Work required: Only the lines from the line containing "Transcribe the text in this document." to the end of the entries should be repeated, exactly as they appear.

>> BEGIN Stored rows

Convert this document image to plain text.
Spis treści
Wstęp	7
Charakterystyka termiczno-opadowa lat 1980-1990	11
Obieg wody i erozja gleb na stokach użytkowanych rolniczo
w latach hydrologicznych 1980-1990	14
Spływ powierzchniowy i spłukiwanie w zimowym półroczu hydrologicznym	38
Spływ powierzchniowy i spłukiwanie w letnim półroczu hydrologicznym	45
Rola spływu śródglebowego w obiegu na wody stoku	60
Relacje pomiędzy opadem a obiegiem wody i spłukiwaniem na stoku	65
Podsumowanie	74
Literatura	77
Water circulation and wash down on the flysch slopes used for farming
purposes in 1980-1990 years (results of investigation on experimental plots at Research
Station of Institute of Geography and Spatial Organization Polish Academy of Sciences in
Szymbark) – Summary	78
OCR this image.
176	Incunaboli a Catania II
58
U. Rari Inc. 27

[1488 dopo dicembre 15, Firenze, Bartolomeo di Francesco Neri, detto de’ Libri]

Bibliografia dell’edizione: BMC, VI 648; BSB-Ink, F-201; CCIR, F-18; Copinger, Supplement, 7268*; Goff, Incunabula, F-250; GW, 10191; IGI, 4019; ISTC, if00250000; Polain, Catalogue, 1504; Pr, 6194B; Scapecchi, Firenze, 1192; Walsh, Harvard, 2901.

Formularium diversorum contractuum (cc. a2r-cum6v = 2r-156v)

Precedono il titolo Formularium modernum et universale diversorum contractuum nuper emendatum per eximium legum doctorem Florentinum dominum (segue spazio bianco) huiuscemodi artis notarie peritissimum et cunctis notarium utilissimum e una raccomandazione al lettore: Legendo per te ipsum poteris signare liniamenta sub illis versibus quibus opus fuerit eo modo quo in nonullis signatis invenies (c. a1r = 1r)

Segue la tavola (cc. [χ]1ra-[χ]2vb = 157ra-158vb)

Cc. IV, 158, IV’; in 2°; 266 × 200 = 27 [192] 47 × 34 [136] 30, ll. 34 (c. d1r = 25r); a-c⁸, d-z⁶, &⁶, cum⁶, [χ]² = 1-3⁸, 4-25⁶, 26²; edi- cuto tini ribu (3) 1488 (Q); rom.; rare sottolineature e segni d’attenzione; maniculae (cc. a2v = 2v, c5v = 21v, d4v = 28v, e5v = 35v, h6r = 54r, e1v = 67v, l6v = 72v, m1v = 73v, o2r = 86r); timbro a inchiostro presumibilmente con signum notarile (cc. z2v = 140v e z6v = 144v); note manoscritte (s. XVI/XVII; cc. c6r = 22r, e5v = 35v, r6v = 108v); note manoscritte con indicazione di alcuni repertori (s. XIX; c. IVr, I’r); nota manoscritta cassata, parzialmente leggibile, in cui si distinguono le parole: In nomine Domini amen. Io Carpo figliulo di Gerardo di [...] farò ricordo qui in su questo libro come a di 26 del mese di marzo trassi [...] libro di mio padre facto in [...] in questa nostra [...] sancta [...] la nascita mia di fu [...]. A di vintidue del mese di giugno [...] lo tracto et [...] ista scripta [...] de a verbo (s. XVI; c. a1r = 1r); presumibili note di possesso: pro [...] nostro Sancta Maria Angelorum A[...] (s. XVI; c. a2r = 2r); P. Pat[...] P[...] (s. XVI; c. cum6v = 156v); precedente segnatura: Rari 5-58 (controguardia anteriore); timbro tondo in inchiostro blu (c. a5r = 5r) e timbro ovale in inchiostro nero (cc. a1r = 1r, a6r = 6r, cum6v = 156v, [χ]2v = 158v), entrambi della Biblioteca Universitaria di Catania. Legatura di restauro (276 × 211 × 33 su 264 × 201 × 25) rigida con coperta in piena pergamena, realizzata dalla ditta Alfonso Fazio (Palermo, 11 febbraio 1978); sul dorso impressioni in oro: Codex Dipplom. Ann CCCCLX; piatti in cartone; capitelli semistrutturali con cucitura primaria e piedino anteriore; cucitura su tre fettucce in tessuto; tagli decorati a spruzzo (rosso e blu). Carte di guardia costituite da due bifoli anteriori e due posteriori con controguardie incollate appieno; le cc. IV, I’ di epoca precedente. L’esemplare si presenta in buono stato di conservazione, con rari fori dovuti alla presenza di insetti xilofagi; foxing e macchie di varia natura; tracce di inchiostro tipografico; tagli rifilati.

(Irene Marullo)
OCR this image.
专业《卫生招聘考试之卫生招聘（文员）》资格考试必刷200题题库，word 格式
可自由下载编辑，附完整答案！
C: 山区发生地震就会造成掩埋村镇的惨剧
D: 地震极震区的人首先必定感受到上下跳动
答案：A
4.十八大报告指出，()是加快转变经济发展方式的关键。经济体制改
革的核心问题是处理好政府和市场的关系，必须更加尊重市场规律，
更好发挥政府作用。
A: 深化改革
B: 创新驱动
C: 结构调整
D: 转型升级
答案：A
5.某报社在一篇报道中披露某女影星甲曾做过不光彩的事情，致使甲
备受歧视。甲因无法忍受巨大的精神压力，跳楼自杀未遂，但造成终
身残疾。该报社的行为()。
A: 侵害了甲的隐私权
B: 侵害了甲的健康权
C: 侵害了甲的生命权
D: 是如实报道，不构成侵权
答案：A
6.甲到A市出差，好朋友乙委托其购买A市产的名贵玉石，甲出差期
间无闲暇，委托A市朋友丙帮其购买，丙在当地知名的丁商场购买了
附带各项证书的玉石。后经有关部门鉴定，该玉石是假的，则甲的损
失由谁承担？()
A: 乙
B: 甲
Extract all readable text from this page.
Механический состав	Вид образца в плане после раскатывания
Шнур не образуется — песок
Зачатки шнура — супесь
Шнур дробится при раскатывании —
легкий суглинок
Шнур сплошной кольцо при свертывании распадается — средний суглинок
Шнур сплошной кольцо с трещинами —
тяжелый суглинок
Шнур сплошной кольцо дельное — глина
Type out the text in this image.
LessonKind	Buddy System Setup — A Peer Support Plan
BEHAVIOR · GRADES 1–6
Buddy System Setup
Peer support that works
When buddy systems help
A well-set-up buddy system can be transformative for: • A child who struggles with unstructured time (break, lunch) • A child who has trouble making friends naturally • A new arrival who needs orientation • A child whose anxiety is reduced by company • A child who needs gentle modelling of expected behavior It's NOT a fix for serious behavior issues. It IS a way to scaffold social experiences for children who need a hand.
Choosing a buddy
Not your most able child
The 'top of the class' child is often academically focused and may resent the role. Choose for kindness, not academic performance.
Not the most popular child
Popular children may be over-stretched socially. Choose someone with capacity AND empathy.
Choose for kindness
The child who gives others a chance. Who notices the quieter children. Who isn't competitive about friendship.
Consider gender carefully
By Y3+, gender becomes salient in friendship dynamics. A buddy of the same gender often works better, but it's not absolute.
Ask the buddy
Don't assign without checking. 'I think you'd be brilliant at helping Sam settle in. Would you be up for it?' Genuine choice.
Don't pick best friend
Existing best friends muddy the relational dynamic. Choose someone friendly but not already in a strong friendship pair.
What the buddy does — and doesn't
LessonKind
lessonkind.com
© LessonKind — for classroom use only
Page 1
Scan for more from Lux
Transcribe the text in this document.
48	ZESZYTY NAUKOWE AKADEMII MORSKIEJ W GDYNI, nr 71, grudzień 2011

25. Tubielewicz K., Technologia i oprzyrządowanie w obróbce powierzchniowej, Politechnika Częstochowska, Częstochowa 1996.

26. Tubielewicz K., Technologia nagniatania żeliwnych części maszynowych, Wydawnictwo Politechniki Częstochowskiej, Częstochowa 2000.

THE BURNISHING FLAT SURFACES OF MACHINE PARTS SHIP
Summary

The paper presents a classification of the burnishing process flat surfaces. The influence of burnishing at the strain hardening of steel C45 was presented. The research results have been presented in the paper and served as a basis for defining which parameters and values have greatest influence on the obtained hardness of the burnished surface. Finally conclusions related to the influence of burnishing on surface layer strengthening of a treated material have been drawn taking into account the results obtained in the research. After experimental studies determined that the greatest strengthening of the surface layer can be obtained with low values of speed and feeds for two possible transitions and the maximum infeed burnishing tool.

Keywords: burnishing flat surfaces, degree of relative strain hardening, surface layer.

>> END Stored rows

Output of the exercise:
Transcribe the text in this document.
48	ZESZYTY NAUKOWE AKADEMII MORSKIEJ W GDYNI, nr 71, grudzień 2011

25. Tubielewicz K., Technologia i oprzyrządowanie w obróbce powierzchniowej, Politechnika Częstochowska, Częstochowa 1996.

26. Tubielewicz K., Technologia nagniatania żeliwnych części maszynowych, Wydawnictwo Politechniki Częstochowskiej, Częstochowa 2000.

THE BURNISHING FLAT SURFACES OF MACHINE PARTS SHIP
Summary

The paper presents a classification of the burnishing process flat surfaces. The influence of burnishing at the strain hardening of steel C45 was presented. The research results have been presented in the paper and served as a basis for defining which parameters and values have greatest influence on the obtained hardness of the burnished surface. Finally conclusions related to the influence of burnishing on surface layer strengthening of a treated material have been drawn taking into account the results obtained in the research. After experimental studies determined that the greatest strengthening of the surface layer can be obtained with low values of speed and feeds for two possible transitions and the maximum infeed burnishing tool.

Keywords: burnishing flat surfaces, degree of relative strain hardening, surface layer.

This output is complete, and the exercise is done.